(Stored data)
◆ ◆ ◆

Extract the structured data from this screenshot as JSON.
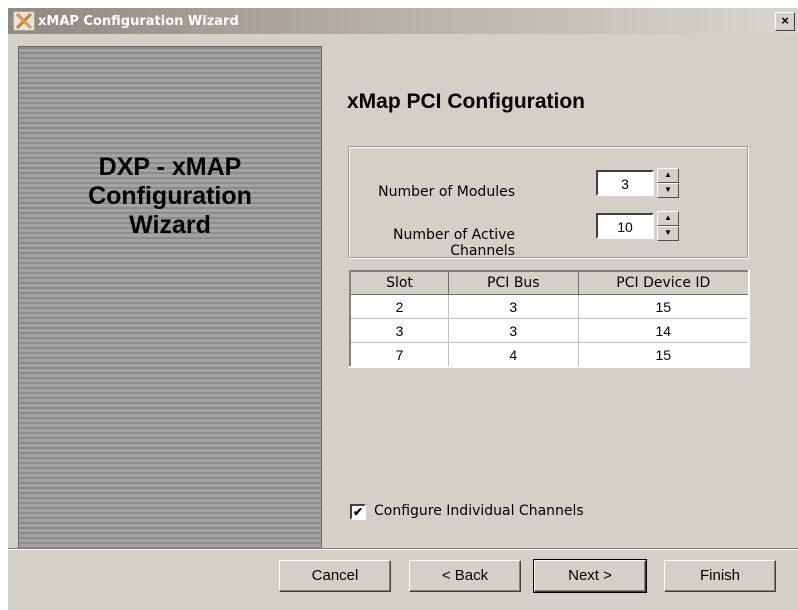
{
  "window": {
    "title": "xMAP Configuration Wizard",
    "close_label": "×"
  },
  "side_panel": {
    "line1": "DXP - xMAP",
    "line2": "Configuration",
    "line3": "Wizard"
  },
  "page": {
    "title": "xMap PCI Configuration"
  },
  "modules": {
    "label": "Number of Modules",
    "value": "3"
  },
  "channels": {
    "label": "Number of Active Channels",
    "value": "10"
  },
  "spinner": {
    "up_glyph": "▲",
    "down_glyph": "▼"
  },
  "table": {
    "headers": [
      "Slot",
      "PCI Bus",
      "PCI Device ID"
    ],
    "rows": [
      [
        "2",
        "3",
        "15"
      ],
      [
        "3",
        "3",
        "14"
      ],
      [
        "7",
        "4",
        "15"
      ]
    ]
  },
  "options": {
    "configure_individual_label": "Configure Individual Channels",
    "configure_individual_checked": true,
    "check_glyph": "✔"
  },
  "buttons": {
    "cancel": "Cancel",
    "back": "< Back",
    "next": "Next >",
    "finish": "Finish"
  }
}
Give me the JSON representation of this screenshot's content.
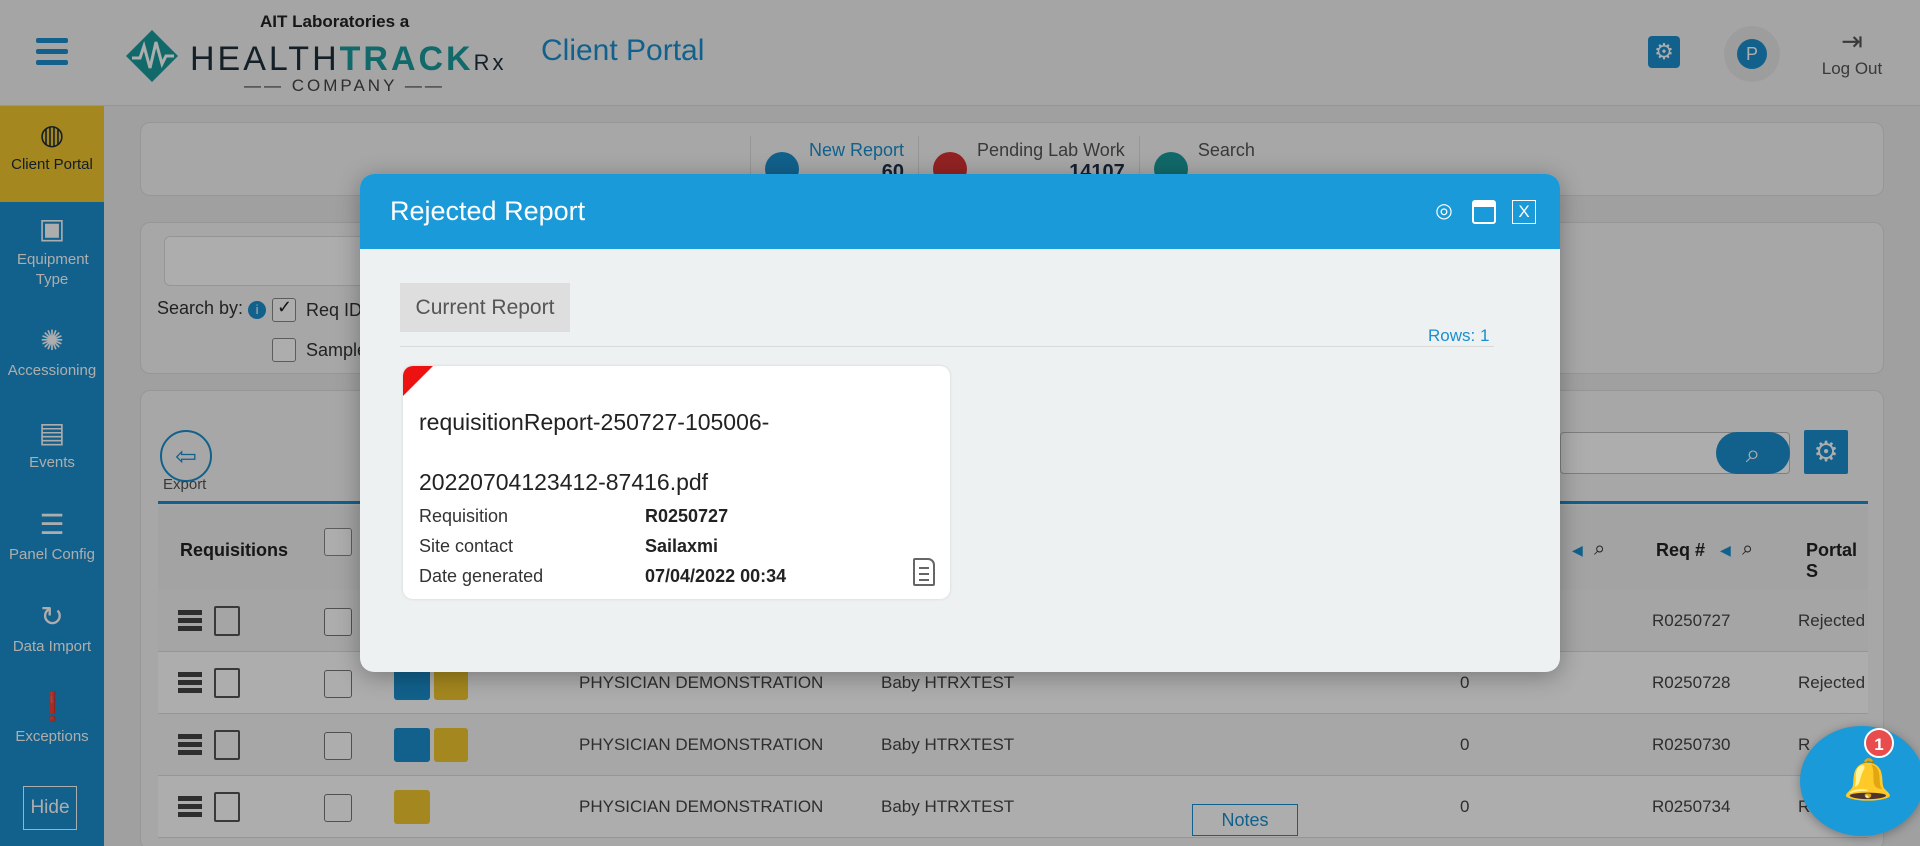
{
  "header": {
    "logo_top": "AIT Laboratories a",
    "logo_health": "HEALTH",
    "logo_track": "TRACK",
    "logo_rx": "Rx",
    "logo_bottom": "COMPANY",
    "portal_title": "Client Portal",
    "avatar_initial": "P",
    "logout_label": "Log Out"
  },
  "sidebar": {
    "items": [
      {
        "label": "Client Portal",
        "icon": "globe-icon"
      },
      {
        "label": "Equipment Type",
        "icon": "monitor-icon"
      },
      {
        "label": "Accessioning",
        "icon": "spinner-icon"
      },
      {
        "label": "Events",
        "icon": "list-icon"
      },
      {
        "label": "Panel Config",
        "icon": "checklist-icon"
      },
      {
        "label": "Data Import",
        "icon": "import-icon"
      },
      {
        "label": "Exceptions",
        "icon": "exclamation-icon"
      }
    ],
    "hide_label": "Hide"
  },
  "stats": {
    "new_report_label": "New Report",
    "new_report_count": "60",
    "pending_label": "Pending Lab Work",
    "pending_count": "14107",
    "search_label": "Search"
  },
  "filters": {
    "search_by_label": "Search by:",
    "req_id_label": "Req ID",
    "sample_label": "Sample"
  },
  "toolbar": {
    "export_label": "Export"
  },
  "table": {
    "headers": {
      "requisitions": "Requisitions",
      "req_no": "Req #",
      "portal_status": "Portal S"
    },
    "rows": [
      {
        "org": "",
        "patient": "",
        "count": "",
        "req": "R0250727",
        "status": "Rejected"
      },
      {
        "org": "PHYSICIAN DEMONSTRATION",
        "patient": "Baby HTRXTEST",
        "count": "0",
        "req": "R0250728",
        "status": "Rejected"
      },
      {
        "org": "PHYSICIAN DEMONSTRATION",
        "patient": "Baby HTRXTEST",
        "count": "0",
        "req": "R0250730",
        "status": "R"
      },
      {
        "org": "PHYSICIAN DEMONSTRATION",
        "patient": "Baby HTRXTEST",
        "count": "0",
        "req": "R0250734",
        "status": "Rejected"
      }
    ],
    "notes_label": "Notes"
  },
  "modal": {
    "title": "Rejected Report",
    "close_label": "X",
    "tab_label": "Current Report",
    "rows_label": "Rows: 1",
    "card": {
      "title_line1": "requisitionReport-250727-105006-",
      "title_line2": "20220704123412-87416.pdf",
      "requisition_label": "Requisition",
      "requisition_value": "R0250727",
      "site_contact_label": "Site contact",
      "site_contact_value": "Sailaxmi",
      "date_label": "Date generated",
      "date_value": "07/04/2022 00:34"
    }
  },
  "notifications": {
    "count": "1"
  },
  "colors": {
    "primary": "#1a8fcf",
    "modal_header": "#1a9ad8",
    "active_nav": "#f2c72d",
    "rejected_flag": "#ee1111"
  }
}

◆ ◆ ◆

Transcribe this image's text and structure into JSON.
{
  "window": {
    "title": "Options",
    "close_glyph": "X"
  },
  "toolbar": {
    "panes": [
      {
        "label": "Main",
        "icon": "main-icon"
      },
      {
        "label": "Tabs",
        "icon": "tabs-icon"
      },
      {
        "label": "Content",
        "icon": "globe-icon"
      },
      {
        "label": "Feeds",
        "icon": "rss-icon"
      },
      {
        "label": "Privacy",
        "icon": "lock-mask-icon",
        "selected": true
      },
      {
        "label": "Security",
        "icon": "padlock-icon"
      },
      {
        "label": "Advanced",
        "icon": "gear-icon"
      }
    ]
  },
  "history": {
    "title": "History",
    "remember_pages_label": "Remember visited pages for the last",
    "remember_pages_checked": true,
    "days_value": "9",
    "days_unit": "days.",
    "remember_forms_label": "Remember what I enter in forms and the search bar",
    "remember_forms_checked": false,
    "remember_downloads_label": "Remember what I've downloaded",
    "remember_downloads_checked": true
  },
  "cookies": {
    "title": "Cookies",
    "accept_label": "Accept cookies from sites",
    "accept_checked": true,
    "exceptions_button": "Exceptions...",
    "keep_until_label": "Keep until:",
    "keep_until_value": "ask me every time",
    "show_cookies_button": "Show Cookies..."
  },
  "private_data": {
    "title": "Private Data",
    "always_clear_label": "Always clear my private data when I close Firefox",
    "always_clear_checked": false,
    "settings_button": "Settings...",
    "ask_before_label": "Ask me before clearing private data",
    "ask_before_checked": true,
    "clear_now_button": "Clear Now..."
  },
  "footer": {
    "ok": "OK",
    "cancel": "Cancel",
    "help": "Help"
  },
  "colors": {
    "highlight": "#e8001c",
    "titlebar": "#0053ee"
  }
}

◆ ◆ ◆

WORK TO BE COMPLETED:
How many lines in the listing contain "Exceptions"? Answer with the number alone.

PROBLEM SOLUTION:
2